-- start --

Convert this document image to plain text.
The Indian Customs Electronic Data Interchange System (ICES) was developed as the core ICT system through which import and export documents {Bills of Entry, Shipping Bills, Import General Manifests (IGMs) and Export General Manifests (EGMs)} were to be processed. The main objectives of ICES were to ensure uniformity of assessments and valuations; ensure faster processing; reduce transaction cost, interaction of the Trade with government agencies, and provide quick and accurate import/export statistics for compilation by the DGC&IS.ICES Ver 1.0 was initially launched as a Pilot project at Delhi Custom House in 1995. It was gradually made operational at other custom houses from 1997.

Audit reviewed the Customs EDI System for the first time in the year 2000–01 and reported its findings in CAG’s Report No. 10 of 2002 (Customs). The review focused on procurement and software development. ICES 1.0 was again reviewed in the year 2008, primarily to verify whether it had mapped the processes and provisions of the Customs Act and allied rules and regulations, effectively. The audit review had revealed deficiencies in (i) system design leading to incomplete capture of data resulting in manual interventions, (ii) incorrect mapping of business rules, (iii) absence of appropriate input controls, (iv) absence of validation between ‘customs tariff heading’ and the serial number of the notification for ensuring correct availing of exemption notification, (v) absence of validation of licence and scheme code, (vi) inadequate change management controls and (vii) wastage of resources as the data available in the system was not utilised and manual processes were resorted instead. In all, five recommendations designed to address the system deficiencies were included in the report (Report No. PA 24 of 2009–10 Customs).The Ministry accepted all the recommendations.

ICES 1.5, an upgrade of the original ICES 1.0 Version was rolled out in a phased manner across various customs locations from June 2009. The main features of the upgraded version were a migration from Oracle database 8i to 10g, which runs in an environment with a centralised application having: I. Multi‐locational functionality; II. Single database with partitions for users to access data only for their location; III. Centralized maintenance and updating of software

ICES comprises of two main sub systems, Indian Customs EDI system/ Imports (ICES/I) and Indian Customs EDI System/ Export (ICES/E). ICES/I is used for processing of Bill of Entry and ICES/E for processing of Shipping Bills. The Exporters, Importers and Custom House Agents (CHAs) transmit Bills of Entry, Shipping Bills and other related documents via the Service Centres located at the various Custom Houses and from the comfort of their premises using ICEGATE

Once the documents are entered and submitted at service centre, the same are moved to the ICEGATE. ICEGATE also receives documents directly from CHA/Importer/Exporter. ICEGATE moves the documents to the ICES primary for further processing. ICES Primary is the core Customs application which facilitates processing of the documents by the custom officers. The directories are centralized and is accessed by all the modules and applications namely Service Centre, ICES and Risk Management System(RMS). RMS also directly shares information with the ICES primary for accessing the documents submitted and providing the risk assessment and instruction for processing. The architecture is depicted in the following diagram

-- end --

▸ **WHAT TO DO**
Faithfully copy every entry, leaving nothing out.

▸ **ANSWER TO THIS PROBLEM**
Convert this document image to plain text.
The Indian Customs Electronic Data Interchange System (ICES) was developed as the core ICT system through which import and export documents {Bills of Entry, Shipping Bills, Import General Manifests (IGMs) and Export General Manifests (EGMs)} were to be processed. The main objectives of ICES were to ensure uniformity of assessments and valuations; ensure faster processing; reduce transaction cost, interaction of the Trade with government agencies, and provide quick and accurate import/export statistics for compilation by the DGC&IS.ICES Ver 1.0 was initially launched as a Pilot project at Delhi Custom House in 1995. It was gradually made operational at other custom houses from 1997.

Audit reviewed the Customs EDI System for the first time in the year 2000–01 and reported its findings in CAG’s Report No. 10 of 2002 (Customs). The review focused on procurement and software development. ICES 1.0 was again reviewed in the year 2008, primarily to verify whether it had mapped the processes and provisions of the Customs Act and allied rules and regulations, effectively. The audit review had revealed deficiencies in (i) system design leading to incomplete capture of data resulting in manual interventions, (ii) incorrect mapping of business rules, (iii) absence of appropriate input controls, (iv) absence of validation between ‘customs tariff heading’ and the serial number of the notification for ensuring correct availing of exemption notification, (v) absence of validation of licence and scheme code, (vi) inadequate change management controls and (vii) wastage of resources as the data available in the system was not utilised and manual processes were resorted instead. In all, five recommendations designed to address the system deficiencies were included in the report (Report No. PA 24 of 2009–10 Customs).The Ministry accepted all the recommendations.

ICES 1.5, an upgrade of the original ICES 1.0 Version was rolled out in a phased manner across various customs locations from June 2009. The main features of the upgraded version were a migration from Oracle database 8i to 10g, which runs in an environment with a centralised application having: I. Multi‐locational functionality; II. Single database with partitions for users to access data only for their location; III. Centralized maintenance and updating of software

ICES comprises of two main sub systems, Indian Customs EDI system/ Imports (ICES/I) and Indian Customs EDI System/ Export (ICES/E). ICES/I is used for processing of Bill of Entry and ICES/E for processing of Shipping Bills. The Exporters, Importers and Custom House Agents (CHAs) transmit Bills of Entry, Shipping Bills and other related documents via the Service Centres located at the various Custom Houses and from the comfort of their premises using ICEGATE

Once the documents are entered and submitted at service centre, the same are moved to the ICEGATE. ICEGATE also receives documents directly from CHA/Importer/Exporter. ICEGATE moves the documents to the ICES primary for further processing. ICES Primary is the core Customs application which facilitates processing of the documents by the custom officers. The directories are centralized and is accessed by all the modules and applications namely Service Centre, ICES and Risk Management System(RMS). RMS also directly shares information with the ICES primary for accessing the documents submitted and providing the risk assessment and instruction for processing. The architecture is depicted in the following diagram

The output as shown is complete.